# Problem
Extract the full listing below without altering a single character.
------
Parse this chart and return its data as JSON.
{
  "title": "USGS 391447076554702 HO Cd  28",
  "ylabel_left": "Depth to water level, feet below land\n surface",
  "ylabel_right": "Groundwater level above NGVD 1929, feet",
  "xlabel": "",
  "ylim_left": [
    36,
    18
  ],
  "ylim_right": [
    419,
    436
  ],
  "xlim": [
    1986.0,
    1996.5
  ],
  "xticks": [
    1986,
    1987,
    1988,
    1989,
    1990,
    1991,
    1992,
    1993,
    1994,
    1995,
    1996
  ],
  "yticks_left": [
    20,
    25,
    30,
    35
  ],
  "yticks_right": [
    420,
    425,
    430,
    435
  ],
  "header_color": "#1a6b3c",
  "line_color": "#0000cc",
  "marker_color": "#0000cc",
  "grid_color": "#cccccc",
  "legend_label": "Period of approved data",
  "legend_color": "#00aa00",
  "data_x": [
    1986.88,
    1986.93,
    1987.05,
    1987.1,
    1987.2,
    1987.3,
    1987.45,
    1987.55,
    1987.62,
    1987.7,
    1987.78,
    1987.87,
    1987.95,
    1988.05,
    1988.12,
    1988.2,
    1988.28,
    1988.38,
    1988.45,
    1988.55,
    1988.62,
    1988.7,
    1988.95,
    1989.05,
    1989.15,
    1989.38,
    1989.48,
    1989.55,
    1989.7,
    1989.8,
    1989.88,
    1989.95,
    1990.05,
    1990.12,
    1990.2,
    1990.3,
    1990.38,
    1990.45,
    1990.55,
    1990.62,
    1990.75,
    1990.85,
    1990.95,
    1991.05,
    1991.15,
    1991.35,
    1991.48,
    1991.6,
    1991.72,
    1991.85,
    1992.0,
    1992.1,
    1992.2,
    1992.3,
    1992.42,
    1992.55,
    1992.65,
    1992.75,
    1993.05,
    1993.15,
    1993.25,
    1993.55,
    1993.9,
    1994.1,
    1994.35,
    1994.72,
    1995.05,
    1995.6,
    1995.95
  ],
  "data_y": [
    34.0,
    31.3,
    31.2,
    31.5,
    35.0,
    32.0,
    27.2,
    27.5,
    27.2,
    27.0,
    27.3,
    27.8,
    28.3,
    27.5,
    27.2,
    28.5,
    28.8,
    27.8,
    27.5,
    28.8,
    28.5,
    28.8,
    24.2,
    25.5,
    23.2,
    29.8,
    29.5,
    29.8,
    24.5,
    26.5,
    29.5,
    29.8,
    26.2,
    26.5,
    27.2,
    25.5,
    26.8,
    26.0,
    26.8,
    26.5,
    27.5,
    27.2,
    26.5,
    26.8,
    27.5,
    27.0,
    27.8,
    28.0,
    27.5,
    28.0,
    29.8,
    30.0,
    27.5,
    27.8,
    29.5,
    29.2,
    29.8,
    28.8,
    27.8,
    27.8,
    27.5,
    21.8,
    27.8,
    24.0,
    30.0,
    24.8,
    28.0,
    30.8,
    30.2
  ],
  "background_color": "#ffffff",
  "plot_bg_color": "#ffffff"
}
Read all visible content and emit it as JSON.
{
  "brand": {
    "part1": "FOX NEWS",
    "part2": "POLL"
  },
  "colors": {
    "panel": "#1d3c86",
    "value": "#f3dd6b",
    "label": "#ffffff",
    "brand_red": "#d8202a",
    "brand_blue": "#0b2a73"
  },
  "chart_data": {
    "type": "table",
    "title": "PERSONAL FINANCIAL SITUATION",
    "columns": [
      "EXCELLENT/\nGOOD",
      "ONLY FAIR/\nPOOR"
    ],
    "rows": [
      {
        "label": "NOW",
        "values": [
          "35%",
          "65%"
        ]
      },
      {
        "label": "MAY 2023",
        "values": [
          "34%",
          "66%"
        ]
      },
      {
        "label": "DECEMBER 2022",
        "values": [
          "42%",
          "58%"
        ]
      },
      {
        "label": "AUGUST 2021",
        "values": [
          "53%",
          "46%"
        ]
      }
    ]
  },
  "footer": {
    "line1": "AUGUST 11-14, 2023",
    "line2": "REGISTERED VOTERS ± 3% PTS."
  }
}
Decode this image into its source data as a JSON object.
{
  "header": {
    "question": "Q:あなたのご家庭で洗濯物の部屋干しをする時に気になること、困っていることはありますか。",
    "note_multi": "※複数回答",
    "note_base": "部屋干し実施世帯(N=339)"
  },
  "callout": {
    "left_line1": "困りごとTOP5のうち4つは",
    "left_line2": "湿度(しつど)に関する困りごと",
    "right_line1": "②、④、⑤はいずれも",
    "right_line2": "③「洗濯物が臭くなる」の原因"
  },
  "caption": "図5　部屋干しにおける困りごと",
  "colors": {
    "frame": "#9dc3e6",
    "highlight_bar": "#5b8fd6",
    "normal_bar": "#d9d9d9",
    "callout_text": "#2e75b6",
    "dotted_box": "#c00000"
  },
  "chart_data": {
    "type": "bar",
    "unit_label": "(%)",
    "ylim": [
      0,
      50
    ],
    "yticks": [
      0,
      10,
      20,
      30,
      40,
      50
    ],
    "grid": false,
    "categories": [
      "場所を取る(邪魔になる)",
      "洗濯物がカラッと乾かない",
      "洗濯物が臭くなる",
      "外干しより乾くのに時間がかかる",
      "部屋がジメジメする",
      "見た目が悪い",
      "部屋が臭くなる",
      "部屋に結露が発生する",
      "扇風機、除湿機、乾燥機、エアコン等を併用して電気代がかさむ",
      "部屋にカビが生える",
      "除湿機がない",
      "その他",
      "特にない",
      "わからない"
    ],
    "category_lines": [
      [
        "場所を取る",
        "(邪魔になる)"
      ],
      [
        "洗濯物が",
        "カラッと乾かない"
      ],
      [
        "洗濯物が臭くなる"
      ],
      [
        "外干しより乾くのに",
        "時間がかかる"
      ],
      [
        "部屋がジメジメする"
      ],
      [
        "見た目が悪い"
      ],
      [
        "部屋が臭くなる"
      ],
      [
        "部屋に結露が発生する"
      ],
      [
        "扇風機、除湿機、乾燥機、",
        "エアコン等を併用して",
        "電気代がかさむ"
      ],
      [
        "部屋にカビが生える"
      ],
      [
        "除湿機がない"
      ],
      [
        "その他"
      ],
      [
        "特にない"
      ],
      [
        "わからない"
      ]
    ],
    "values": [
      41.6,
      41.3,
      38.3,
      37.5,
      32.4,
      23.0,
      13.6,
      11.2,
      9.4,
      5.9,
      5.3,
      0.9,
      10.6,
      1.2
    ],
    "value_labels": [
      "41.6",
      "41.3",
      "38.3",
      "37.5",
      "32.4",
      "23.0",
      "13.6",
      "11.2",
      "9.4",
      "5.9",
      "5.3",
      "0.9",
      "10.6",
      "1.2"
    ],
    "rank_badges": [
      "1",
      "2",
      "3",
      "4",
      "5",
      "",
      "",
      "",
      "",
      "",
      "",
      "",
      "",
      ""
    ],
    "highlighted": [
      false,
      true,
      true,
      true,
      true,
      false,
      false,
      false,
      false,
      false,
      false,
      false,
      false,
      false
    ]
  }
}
------
# Task response
Parse this chart and return its data as JSON.
{
  "title": "USGS 391447076554702 HO Cd  28",
  "ylabel_left": "Depth to water level, feet below land\n surface",
  "ylabel_right": "Groundwater level above NGVD 1929, feet",
  "xlabel": "",
  "ylim_left": [
    36,
    18
  ],
  "ylim_right": [
    419,
    436
  ],
  "xlim": [
    1986.0,
    1996.5
  ],
  "xticks": [
    1986,
    1987,
    1988,
    1989,
    1990,
    1991,
    1992,
    1993,
    1994,
    1995,
    1996
  ],
  "yticks_left": [
    20,
    25,
    30,
    35
  ],
  "yticks_right": [
    420,
    425,
    430,
    435
  ],
  "header_color": "#1a6b3c",
  "line_color": "#0000cc",
  "marker_color": "#0000cc",
  "grid_color": "#cccccc",
  "legend_label": "Period of approved data",
  "legend_color": "#00aa00",
  "data_x": [
    1986.88,
    1986.93,
    1987.05,
    1987.1,
    1987.2,
    1987.3,
    1987.45,
    1987.55,
    1987.62,
    1987.7,
    1987.78,
    1987.87,
    1987.95,
    1988.05,
    1988.12,
    1988.2,
    1988.28,
    1988.38,
    1988.45,
    1988.55,
    1988.62,
    1988.7,
    1988.95,
    1989.05,
    1989.15,
    1989.38,
    1989.48,
    1989.55,
    1989.7,
    1989.8,
    1989.88,
    1989.95,
    1990.05,
    1990.12,
    1990.2,
    1990.3,
    1990.38,
    1990.45,
    1990.55,
    1990.62,
    1990.75,
    1990.85,
    1990.95,
    1991.05,
    1991.15,
    1991.35,
    1991.48,
    1991.6,
    1991.72,
    1991.85,
    1992.0,
    1992.1,
    1992.2,
    1992.3,
    1992.42,
    1992.55,
    1992.65,
    1992.75,
    1993.05,
    1993.15,
    1993.25,
    1993.55,
    1993.9,
    1994.1,
    1994.35,
    1994.72,
    1995.05,
    1995.6,
    1995.95
  ],
  "data_y": [
    34.0,
    31.3,
    31.2,
    31.5,
    35.0,
    32.0,
    27.2,
    27.5,
    27.2,
    27.0,
    27.3,
    27.8,
    28.3,
    27.5,
    27.2,
    28.5,
    28.8,
    27.8,
    27.5,
    28.8,
    28.5,
    28.8,
    24.2,
    25.5,
    23.2,
    29.8,
    29.5,
    29.8,
    24.5,
    26.5,
    29.5,
    29.8,
    26.2,
    26.5,
    27.2,
    25.5,
    26.8,
    26.0,
    26.8,
    26.5,
    27.5,
    27.2,
    26.5,
    26.8,
    27.5,
    27.0,
    27.8,
    28.0,
    27.5,
    28.0,
    29.8,
    30.0,
    27.5,
    27.8,
    29.5,
    29.2,
    29.8,
    28.8,
    27.8,
    27.8,
    27.5,
    21.8,
    27.8,
    24.0,
    30.0,
    24.8,
    28.0,
    30.8,
    30.2
  ],
  "background_color": "#ffffff",
  "plot_bg_color": "#ffffff"
}
Read all visible content and emit it as JSON.
{
  "brand": {
    "part1": "FOX NEWS",
    "part2": "POLL"
  },
  "colors": {
    "panel": "#1d3c86",
    "value": "#f3dd6b",
    "label": "#ffffff",
    "brand_red": "#d8202a",
    "brand_blue": "#0b2a73"
  },
  "chart_data": {
    "type": "table",
    "title": "PERSONAL FINANCIAL SITUATION",
    "columns": [
      "EXCELLENT/\nGOOD",
      "ONLY FAIR/\nPOOR"
    ],
    "rows": [
      {
        "label": "NOW",
        "values": [
          "35%",
          "65%"
        ]
      },
      {
        "label": "MAY 2023",
        "values": [
          "34%",
          "66%"
        ]
      },
      {
        "label": "DECEMBER 2022",
        "values": [
          "42%",
          "58%"
        ]
      },
      {
        "label": "AUGUST 2021",
        "values": [
          "53%",
          "46%"
        ]
      }
    ]
  },
  "footer": {
    "line1": "AUGUST 11-14, 2023",
    "line2": "REGISTERED VOTERS ± 3% PTS."
  }
}
Decode this image into its source data as a JSON object.
{
  "header": {
    "question": "Q:あなたのご家庭で洗濯物の部屋干しをする時に気になること、困っていることはありますか。",
    "note_multi": "※複数回答",
    "note_base": "部屋干し実施世帯(N=339)"
  },
  "callout": {
    "left_line1": "困りごとTOP5のうち4つは",
    "left_line2": "湿度(しつど)に関する困りごと",
    "right_line1": "②、④、⑤はいずれも",
    "right_line2": "③「洗濯物が臭くなる」の原因"
  },
  "caption": "図5　部屋干しにおける困りごと",
  "colors": {
    "frame": "#9dc3e6",
    "highlight_bar": "#5b8fd6",
    "normal_bar": "#d9d9d9",
    "callout_text": "#2e75b6",
    "dotted_box": "#c00000"
  },
  "chart_data": {
    "type": "bar",
    "unit_label": "(%)",
    "ylim": [
      0,
      50
    ],
    "yticks": [
      0,
      10,
      20,
      30,
      40,
      50
    ],
    "grid": false,
    "categories": [
      "場所を取る(邪魔になる)",
      "洗濯物がカラッと乾かない",
      "洗濯物が臭くなる",
      "外干しより乾くのに時間がかかる",
      "部屋がジメジメする",
      "見た目が悪い",
      "部屋が臭くなる",
      "部屋に結露が発生する",
      "扇風機、除湿機、乾燥機、エアコン等を併用して電気代がかさむ",
      "部屋にカビが生える",
      "除湿機がない",
      "その他",
      "特にない",
      "わからない"
    ],
    "category_lines": [
      [
        "場所を取る",
        "(邪魔になる)"
      ],
      [
        "洗濯物が",
        "カラッと乾かない"
      ],
      [
        "洗濯物が臭くなる"
      ],
      [
        "外干しより乾くのに",
        "時間がかかる"
      ],
      [
        "部屋がジメジメする"
      ],
      [
        "見た目が悪い"
      ],
      [
        "部屋が臭くなる"
      ],
      [
        "部屋に結露が発生する"
      ],
      [
        "扇風機、除湿機、乾燥機、",
        "エアコン等を併用して",
        "電気代がかさむ"
      ],
      [
        "部屋にカビが生える"
      ],
      [
        "除湿機がない"
      ],
      [
        "その他"
      ],
      [
        "特にない"
      ],
      [
        "わからない"
      ]
    ],
    "values": [
      41.6,
      41.3,
      38.3,
      37.5,
      32.4,
      23.0,
      13.6,
      11.2,
      9.4,
      5.9,
      5.3,
      0.9,
      10.6,
      1.2
    ],
    "value_labels": [
      "41.6",
      "41.3",
      "38.3",
      "37.5",
      "32.4",
      "23.0",
      "13.6",
      "11.2",
      "9.4",
      "5.9",
      "5.3",
      "0.9",
      "10.6",
      "1.2"
    ],
    "rank_badges": [
      "1",
      "2",
      "3",
      "4",
      "5",
      "",
      "",
      "",
      "",
      "",
      "",
      "",
      "",
      ""
    ],
    "highlighted": [
      false,
      true,
      true,
      true,
      true,
      false,
      false,
      false,
      false,
      false,
      false,
      false,
      false,
      false
    ]
  }
}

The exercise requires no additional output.